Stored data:
________
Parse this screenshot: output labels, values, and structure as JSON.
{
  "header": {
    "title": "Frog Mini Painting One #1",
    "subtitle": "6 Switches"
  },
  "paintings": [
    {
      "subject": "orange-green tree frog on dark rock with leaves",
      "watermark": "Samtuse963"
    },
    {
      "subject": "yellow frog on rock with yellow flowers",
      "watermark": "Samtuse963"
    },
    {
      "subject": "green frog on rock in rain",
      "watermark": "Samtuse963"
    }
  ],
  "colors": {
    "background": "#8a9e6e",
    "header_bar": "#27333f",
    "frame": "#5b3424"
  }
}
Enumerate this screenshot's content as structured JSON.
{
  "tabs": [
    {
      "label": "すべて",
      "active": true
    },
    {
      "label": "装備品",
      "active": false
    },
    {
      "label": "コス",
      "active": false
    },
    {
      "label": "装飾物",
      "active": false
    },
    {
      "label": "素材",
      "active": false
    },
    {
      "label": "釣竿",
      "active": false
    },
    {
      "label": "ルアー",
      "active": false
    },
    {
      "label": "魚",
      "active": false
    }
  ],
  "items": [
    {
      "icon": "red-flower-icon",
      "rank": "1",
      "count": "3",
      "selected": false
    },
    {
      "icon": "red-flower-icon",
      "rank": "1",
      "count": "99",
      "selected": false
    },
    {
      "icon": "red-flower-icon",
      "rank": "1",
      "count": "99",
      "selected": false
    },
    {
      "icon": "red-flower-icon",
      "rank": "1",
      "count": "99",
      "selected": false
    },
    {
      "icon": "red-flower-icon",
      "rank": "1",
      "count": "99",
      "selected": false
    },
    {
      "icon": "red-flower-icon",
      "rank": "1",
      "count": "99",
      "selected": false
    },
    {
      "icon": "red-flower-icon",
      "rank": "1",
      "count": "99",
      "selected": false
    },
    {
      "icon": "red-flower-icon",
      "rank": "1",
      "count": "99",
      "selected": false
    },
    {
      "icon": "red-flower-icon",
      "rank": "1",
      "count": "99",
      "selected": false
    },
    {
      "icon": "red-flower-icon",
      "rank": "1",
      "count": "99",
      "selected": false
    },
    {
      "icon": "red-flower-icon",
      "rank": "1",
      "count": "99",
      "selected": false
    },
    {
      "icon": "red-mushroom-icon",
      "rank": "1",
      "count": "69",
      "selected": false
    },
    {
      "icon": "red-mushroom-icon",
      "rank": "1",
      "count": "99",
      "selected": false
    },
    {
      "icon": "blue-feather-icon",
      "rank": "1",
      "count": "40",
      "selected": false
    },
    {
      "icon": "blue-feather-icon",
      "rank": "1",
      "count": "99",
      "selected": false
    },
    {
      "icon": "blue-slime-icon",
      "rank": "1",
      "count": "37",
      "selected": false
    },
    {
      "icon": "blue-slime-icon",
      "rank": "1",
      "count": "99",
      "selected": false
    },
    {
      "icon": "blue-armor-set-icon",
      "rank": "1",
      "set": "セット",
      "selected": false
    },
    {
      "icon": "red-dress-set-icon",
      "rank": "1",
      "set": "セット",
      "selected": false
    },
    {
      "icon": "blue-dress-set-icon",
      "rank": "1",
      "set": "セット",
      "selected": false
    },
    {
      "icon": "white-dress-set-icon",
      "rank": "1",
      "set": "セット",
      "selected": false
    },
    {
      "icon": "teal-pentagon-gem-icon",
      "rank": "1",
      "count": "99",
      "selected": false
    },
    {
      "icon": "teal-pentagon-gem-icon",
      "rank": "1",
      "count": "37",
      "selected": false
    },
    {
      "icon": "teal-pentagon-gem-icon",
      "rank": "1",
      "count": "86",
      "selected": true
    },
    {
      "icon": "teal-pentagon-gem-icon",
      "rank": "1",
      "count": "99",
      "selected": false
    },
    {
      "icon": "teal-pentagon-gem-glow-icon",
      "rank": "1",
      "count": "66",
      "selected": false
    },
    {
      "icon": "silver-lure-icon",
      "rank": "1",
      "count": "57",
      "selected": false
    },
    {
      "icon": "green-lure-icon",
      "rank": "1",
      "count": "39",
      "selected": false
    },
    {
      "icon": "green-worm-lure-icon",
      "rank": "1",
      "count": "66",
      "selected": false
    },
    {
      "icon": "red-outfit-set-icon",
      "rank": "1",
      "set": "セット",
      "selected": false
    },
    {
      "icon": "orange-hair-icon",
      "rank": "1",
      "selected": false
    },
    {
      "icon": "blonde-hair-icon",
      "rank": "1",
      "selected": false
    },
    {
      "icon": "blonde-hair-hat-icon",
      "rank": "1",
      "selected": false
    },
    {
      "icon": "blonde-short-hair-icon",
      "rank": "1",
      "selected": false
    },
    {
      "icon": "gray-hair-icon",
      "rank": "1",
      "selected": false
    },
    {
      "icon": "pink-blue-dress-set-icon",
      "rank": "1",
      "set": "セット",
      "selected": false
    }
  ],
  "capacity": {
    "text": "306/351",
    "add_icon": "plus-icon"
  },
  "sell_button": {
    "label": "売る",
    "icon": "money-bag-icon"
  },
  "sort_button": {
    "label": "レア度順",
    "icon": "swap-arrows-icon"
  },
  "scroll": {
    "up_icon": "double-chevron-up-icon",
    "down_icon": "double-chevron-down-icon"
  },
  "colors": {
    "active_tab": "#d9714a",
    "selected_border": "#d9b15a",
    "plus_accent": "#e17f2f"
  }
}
________
# Your objective
Reproduce the material verbatim, line by line.

# Solution to the problem
Parse this screenshot: output labels, values, and structure as JSON.
{
  "header": {
    "title": "Frog Mini Painting One #1",
    "subtitle": "6 Switches"
  },
  "paintings": [
    {
      "subject": "orange-green tree frog on dark rock with leaves",
      "watermark": "Samtuse963"
    },
    {
      "subject": "yellow frog on rock with yellow flowers",
      "watermark": "Samtuse963"
    },
    {
      "subject": "green frog on rock in rain",
      "watermark": "Samtuse963"
    }
  ],
  "colors": {
    "background": "#8a9e6e",
    "header_bar": "#27333f",
    "frame": "#5b3424"
  }
}
Enumerate this screenshot's content as structured JSON.
{
  "tabs": [
    {
      "label": "すべて",
      "active": true
    },
    {
      "label": "装備品",
      "active": false
    },
    {
      "label": "コス",
      "active": false
    },
    {
      "label": "装飾物",
      "active": false
    },
    {
      "label": "素材",
      "active": false
    },
    {
      "label": "釣竿",
      "active": false
    },
    {
      "label": "ルアー",
      "active": false
    },
    {
      "label": "魚",
      "active": false
    }
  ],
  "items": [
    {
      "icon": "red-flower-icon",
      "rank": "1",
      "count": "3",
      "selected": false
    },
    {
      "icon": "red-flower-icon",
      "rank": "1",
      "count": "99",
      "selected": false
    },
    {
      "icon": "red-flower-icon",
      "rank": "1",
      "count": "99",
      "selected": false
    },
    {
      "icon": "red-flower-icon",
      "rank": "1",
      "count": "99",
      "selected": false
    },
    {
      "icon": "red-flower-icon",
      "rank": "1",
      "count": "99",
      "selected": false
    },
    {
      "icon": "red-flower-icon",
      "rank": "1",
      "count": "99",
      "selected": false
    },
    {
      "icon": "red-flower-icon",
      "rank": "1",
      "count": "99",
      "selected": false
    },
    {
      "icon": "red-flower-icon",
      "rank": "1",
      "count": "99",
      "selected": false
    },
    {
      "icon": "red-flower-icon",
      "rank": "1",
      "count": "99",
      "selected": false
    },
    {
      "icon": "red-flower-icon",
      "rank": "1",
      "count": "99",
      "selected": false
    },
    {
      "icon": "red-flower-icon",
      "rank": "1",
      "count": "99",
      "selected": false
    },
    {
      "icon": "red-mushroom-icon",
      "rank": "1",
      "count": "69",
      "selected": false
    },
    {
      "icon": "red-mushroom-icon",
      "rank": "1",
      "count": "99",
      "selected": false
    },
    {
      "icon": "blue-feather-icon",
      "rank": "1",
      "count": "40",
      "selected": false
    },
    {
      "icon": "blue-feather-icon",
      "rank": "1",
      "count": "99",
      "selected": false
    },
    {
      "icon": "blue-slime-icon",
      "rank": "1",
      "count": "37",
      "selected": false
    },
    {
      "icon": "blue-slime-icon",
      "rank": "1",
      "count": "99",
      "selected": false
    },
    {
      "icon": "blue-armor-set-icon",
      "rank": "1",
      "set": "セット",
      "selected": false
    },
    {
      "icon": "red-dress-set-icon",
      "rank": "1",
      "set": "セット",
      "selected": false
    },
    {
      "icon": "blue-dress-set-icon",
      "rank": "1",
      "set": "セット",
      "selected": false
    },
    {
      "icon": "white-dress-set-icon",
      "rank": "1",
      "set": "セット",
      "selected": false
    },
    {
      "icon": "teal-pentagon-gem-icon",
      "rank": "1",
      "count": "99",
      "selected": false
    },
    {
      "icon": "teal-pentagon-gem-icon",
      "rank": "1",
      "count": "37",
      "selected": false
    },
    {
      "icon": "teal-pentagon-gem-icon",
      "rank": "1",
      "count": "86",
      "selected": true
    },
    {
      "icon": "teal-pentagon-gem-icon",
      "rank": "1",
      "count": "99",
      "selected": false
    },
    {
      "icon": "teal-pentagon-gem-glow-icon",
      "rank": "1",
      "count": "66",
      "selected": false
    },
    {
      "icon": "silver-lure-icon",
      "rank": "1",
      "count": "57",
      "selected": false
    },
    {
      "icon": "green-lure-icon",
      "rank": "1",
      "count": "39",
      "selected": false
    },
    {
      "icon": "green-worm-lure-icon",
      "rank": "1",
      "count": "66",
      "selected": false
    },
    {
      "icon": "red-outfit-set-icon",
      "rank": "1",
      "set": "セット",
      "selected": false
    },
    {
      "icon": "orange-hair-icon",
      "rank": "1",
      "selected": false
    },
    {
      "icon": "blonde-hair-icon",
      "rank": "1",
      "selected": false
    },
    {
      "icon": "blonde-hair-hat-icon",
      "rank": "1",
      "selected": false
    },
    {
      "icon": "blonde-short-hair-icon",
      "rank": "1",
      "selected": false
    },
    {
      "icon": "gray-hair-icon",
      "rank": "1",
      "selected": false
    },
    {
      "icon": "pink-blue-dress-set-icon",
      "rank": "1",
      "set": "セット",
      "selected": false
    }
  ],
  "capacity": {
    "text": "306/351",
    "add_icon": "plus-icon"
  },
  "sell_button": {
    "label": "売る",
    "icon": "money-bag-icon"
  },
  "sort_button": {
    "label": "レア度順",
    "icon": "swap-arrows-icon"
  },
  "scroll": {
    "up_icon": "double-chevron-up-icon",
    "down_icon": "double-chevron-down-icon"
  },
  "colors": {
    "active_tab": "#d9714a",
    "selected_border": "#d9b15a",
    "plus_accent": "#e17f2f"
  }
}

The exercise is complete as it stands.